Stated problem:
Show every line in the entries below where the word "this" appears.
>> Start
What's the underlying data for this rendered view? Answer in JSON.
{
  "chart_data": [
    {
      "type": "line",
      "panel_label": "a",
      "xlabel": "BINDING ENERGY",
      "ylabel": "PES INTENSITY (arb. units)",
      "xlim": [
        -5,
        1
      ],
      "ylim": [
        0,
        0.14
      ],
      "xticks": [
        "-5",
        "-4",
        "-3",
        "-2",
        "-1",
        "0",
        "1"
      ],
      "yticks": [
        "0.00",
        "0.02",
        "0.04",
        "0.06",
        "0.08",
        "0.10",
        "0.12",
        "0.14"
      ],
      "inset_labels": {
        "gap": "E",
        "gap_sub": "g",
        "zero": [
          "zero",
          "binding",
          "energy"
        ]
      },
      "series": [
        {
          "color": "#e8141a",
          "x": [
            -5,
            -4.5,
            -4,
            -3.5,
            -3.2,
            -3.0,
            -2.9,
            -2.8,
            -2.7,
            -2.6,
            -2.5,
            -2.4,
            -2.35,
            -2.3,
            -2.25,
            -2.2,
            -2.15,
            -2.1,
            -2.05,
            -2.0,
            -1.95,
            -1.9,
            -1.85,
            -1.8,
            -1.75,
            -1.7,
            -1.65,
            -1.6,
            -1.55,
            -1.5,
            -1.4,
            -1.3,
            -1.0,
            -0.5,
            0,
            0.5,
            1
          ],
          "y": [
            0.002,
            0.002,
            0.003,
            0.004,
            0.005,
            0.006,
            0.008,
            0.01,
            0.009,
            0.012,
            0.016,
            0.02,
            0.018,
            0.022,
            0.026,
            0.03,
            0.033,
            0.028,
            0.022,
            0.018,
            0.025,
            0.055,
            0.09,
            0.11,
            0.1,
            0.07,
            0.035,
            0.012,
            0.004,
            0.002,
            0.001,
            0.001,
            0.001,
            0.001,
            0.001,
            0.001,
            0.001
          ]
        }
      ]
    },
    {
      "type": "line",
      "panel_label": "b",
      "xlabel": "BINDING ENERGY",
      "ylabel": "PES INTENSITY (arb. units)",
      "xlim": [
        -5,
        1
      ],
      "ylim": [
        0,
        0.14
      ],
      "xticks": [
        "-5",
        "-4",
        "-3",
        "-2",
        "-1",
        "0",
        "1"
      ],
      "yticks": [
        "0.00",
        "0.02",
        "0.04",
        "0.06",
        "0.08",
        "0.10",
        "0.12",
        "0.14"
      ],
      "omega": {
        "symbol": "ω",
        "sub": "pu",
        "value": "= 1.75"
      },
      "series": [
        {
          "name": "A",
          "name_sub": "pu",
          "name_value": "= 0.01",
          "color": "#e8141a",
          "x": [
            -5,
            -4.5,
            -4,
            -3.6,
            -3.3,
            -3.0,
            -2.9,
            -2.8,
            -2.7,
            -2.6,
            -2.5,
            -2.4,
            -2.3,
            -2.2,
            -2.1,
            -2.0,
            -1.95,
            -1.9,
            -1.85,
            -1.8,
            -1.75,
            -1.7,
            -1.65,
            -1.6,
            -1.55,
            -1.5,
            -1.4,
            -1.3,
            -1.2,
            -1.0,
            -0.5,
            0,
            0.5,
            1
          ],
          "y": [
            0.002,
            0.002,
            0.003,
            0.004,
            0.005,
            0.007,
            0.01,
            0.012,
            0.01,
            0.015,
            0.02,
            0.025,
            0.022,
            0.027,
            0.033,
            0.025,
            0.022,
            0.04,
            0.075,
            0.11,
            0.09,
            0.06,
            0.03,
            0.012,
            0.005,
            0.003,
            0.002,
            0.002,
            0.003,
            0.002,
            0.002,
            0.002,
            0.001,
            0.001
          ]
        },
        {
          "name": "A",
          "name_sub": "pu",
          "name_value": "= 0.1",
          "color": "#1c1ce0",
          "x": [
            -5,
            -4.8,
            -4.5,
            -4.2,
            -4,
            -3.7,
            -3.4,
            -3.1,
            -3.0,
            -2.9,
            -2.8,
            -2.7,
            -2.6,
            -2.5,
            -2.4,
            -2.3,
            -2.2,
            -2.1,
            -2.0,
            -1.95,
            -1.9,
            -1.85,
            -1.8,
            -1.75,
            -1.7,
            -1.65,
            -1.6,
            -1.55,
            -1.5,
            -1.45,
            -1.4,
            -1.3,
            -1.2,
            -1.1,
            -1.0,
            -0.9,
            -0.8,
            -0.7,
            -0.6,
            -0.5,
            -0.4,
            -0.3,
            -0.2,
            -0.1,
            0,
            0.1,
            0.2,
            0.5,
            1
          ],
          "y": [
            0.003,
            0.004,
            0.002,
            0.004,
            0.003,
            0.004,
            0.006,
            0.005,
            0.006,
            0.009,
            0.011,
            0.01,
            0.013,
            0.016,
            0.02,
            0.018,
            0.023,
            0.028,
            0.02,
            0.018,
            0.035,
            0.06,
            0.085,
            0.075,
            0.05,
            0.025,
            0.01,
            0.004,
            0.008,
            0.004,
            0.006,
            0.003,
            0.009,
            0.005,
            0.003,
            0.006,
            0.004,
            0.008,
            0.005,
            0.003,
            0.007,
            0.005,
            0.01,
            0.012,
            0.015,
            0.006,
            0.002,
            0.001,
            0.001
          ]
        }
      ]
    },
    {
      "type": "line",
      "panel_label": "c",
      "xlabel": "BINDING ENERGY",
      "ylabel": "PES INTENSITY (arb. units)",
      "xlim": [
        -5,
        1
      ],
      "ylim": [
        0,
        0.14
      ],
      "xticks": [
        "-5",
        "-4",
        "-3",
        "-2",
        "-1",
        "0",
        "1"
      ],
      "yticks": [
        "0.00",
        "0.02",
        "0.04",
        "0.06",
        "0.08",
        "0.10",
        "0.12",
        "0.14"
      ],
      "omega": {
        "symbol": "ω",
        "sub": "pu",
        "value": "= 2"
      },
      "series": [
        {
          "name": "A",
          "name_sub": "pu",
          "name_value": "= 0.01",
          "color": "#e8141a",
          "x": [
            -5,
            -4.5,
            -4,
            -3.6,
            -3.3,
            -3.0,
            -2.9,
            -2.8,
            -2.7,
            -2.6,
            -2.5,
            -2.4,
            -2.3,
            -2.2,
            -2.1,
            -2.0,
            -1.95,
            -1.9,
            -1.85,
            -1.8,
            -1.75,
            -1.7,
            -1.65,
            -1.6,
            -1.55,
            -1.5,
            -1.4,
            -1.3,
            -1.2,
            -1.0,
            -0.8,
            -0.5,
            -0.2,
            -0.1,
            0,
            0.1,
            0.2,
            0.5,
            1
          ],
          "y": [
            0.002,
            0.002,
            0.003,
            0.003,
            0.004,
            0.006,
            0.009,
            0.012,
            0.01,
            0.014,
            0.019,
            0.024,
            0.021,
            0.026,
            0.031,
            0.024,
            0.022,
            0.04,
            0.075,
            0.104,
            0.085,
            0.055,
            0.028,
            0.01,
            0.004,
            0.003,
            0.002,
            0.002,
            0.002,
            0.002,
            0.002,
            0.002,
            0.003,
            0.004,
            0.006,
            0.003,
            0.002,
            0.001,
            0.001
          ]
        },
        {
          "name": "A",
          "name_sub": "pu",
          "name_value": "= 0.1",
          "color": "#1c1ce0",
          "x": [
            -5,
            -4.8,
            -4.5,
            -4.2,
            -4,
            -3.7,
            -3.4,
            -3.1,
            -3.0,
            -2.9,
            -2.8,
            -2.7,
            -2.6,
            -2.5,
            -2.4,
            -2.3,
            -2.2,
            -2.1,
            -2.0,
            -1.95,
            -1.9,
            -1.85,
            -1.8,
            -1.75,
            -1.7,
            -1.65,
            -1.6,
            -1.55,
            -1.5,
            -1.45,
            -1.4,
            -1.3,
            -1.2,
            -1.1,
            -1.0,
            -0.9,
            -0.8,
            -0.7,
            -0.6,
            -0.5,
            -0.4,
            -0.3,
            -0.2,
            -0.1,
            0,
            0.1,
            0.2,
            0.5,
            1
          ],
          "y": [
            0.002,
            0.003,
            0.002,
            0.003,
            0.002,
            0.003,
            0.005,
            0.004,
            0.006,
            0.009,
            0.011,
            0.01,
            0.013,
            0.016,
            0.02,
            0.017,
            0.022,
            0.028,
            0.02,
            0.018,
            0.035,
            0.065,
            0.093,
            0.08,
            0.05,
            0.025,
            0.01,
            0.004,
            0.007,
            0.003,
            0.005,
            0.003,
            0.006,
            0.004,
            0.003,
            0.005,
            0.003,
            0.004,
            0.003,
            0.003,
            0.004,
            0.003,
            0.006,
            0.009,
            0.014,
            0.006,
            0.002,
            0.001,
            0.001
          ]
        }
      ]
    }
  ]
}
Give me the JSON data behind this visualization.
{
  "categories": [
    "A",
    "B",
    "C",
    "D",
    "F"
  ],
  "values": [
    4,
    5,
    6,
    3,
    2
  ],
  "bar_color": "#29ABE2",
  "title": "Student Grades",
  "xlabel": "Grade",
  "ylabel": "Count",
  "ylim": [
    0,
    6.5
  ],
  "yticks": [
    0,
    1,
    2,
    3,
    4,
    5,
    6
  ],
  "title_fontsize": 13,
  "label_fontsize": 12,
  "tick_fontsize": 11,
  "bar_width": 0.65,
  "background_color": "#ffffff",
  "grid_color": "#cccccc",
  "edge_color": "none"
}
>> End
Full solution:
What's the underlying data for this rendered view? Answer in JSON.
Give me the JSON data behind this visualization.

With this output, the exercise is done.